**Goal of the exercise:** Collect every line of the records below that contains the word "근로자의".
++++
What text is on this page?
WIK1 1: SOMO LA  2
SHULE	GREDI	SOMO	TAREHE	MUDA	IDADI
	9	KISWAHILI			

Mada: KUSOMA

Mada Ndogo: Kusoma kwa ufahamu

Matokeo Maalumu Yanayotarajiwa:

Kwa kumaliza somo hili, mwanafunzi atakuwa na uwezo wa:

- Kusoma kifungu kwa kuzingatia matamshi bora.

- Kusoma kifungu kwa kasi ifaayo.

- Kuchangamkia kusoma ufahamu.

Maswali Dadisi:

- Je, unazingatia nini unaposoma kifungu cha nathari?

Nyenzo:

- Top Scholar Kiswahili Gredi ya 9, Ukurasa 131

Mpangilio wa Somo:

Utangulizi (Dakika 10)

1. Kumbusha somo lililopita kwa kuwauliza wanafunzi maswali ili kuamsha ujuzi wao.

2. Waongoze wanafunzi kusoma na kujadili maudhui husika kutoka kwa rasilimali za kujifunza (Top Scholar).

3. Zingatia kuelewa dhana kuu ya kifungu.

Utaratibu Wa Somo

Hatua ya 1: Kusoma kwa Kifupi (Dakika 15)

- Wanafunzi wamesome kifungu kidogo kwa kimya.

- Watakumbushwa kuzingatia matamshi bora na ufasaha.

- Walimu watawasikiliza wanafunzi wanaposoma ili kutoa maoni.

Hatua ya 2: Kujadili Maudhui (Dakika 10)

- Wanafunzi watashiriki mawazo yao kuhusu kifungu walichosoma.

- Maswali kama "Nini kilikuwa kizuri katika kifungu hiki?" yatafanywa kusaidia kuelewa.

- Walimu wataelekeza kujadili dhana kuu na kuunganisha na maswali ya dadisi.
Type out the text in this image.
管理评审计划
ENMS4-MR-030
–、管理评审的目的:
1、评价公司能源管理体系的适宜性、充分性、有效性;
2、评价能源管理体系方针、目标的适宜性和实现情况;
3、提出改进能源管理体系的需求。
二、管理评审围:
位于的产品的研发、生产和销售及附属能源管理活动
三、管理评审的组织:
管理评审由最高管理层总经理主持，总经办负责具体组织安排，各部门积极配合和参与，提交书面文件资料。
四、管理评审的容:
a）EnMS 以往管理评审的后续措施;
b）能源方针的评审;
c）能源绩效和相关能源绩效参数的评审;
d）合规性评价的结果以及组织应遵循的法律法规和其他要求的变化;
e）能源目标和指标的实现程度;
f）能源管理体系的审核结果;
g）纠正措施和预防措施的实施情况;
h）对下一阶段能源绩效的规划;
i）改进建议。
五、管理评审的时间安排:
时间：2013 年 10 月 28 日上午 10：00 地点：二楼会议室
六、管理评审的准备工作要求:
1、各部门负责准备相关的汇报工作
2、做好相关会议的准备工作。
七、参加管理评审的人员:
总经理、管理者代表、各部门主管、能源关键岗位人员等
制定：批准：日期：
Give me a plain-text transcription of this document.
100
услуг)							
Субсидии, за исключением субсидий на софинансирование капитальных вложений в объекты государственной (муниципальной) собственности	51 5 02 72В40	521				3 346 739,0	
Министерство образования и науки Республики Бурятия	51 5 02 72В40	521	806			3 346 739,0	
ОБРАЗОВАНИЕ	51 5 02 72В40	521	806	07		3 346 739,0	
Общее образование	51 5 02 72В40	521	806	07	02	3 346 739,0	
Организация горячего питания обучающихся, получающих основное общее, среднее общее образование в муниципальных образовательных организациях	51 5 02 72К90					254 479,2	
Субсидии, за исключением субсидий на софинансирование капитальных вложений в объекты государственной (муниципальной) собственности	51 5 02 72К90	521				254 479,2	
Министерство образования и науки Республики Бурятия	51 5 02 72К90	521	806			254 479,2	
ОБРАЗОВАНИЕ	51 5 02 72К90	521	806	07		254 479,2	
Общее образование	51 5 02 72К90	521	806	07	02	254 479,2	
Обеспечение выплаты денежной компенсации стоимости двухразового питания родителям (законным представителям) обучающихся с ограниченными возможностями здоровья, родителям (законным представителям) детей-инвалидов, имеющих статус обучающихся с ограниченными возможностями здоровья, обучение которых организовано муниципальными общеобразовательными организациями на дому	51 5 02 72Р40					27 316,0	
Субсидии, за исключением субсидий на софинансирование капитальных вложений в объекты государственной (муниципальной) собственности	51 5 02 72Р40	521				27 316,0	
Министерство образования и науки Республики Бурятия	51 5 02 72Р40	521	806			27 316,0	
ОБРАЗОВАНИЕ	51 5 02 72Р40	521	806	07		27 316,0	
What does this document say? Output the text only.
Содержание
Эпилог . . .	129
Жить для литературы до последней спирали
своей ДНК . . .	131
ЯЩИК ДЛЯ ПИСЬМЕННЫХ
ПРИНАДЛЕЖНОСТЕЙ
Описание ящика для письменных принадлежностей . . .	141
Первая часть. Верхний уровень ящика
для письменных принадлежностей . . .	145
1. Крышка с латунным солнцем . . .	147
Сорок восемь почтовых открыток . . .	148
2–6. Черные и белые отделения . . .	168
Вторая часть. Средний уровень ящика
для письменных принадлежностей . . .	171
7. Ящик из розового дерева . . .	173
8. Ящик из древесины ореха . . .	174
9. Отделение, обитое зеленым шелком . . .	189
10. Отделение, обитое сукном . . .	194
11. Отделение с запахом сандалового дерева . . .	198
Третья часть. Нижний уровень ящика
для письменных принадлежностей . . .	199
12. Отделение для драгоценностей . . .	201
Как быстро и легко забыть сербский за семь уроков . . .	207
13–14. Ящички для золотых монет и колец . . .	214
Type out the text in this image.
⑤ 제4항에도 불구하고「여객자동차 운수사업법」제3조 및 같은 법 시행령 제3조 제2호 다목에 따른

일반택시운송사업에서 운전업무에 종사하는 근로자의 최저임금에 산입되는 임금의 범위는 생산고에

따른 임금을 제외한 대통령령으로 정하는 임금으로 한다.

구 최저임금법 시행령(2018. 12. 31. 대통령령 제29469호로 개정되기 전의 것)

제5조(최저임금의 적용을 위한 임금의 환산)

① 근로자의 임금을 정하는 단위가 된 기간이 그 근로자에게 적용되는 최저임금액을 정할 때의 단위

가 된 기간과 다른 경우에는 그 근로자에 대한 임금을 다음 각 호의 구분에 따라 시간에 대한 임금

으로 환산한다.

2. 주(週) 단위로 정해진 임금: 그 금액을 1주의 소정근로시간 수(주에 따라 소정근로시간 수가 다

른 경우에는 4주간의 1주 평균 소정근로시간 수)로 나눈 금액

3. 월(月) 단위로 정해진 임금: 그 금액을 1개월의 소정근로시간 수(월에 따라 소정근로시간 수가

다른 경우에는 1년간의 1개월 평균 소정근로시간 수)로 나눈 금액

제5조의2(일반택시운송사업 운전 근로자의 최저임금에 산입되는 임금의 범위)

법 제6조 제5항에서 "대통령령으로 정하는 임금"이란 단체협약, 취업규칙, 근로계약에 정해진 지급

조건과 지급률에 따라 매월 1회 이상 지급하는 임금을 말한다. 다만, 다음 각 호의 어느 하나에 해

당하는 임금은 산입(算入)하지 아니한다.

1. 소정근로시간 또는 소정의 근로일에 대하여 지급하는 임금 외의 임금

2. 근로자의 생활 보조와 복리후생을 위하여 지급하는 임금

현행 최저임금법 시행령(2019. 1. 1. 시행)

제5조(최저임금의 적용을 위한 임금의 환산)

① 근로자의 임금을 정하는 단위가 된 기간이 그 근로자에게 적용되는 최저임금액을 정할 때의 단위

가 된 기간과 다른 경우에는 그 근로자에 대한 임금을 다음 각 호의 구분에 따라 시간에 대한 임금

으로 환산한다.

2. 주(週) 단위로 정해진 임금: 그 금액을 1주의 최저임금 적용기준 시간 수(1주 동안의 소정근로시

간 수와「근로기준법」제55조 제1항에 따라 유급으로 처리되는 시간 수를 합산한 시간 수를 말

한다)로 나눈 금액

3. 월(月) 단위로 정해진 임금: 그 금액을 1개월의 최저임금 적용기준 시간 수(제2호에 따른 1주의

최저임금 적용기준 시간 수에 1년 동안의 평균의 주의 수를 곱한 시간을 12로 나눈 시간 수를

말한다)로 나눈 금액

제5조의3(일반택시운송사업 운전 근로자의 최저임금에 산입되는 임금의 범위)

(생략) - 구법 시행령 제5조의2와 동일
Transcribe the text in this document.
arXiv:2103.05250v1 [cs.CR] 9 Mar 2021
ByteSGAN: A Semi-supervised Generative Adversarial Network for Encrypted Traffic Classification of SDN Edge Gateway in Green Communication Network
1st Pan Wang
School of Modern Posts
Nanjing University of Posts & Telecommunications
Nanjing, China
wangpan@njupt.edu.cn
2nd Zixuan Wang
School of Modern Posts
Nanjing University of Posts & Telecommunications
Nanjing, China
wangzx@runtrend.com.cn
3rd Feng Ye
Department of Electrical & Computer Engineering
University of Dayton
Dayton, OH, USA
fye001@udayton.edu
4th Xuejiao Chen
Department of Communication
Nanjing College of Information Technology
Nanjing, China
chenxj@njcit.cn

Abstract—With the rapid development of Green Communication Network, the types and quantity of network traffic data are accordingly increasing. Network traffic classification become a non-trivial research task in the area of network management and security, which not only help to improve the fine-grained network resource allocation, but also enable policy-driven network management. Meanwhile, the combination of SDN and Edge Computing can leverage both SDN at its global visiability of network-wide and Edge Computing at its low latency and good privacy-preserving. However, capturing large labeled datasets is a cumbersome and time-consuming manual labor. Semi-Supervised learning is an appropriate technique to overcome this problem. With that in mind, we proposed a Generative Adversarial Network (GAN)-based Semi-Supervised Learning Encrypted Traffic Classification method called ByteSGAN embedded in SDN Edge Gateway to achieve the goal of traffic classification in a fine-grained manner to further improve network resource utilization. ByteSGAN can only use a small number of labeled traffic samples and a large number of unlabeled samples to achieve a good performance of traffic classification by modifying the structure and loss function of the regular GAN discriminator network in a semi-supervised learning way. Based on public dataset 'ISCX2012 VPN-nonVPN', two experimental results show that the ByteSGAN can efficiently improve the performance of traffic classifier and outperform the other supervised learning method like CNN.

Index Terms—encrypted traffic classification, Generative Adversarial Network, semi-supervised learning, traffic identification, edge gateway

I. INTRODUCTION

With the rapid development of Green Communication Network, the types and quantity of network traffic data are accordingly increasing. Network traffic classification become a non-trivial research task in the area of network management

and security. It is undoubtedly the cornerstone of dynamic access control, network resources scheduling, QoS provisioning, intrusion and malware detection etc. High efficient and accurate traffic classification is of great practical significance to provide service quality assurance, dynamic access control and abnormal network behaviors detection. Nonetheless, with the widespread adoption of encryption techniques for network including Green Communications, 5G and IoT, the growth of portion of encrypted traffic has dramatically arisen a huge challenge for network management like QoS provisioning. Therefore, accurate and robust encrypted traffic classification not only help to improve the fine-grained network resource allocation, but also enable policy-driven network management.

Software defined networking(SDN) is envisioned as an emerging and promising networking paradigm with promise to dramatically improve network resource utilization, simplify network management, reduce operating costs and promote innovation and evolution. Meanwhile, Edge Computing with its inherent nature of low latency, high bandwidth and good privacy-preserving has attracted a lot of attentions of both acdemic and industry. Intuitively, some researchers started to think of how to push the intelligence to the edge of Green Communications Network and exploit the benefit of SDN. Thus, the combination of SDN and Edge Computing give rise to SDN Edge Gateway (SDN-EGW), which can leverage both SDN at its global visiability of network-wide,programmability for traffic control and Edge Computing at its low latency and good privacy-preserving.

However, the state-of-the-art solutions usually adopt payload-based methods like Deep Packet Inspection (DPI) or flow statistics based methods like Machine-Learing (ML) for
++++
**Result of this task:**
일반택시운송사업에서 운전업무에 종사하는 근로자의 최저임금에 산입되는 임금의 범위는 생산고에
① 근로자의 임금을 정하는 단위가 된 기간이 그 근로자에게 적용되는 최저임금액을 정할 때의 단위
제5조의2(일반택시운송사업 운전 근로자의 최저임금에 산입되는 임금의 범위)
2. 근로자의 생활 보조와 복리후생을 위하여 지급하는 임금
① 근로자의 임금을 정하는 단위가 된 기간이 그 근로자에게 적용되는 최저임금액을 정할 때의 단위
제5조의3(일반택시운송사업 운전 근로자의 최저임금에 산입되는 임금의 범위)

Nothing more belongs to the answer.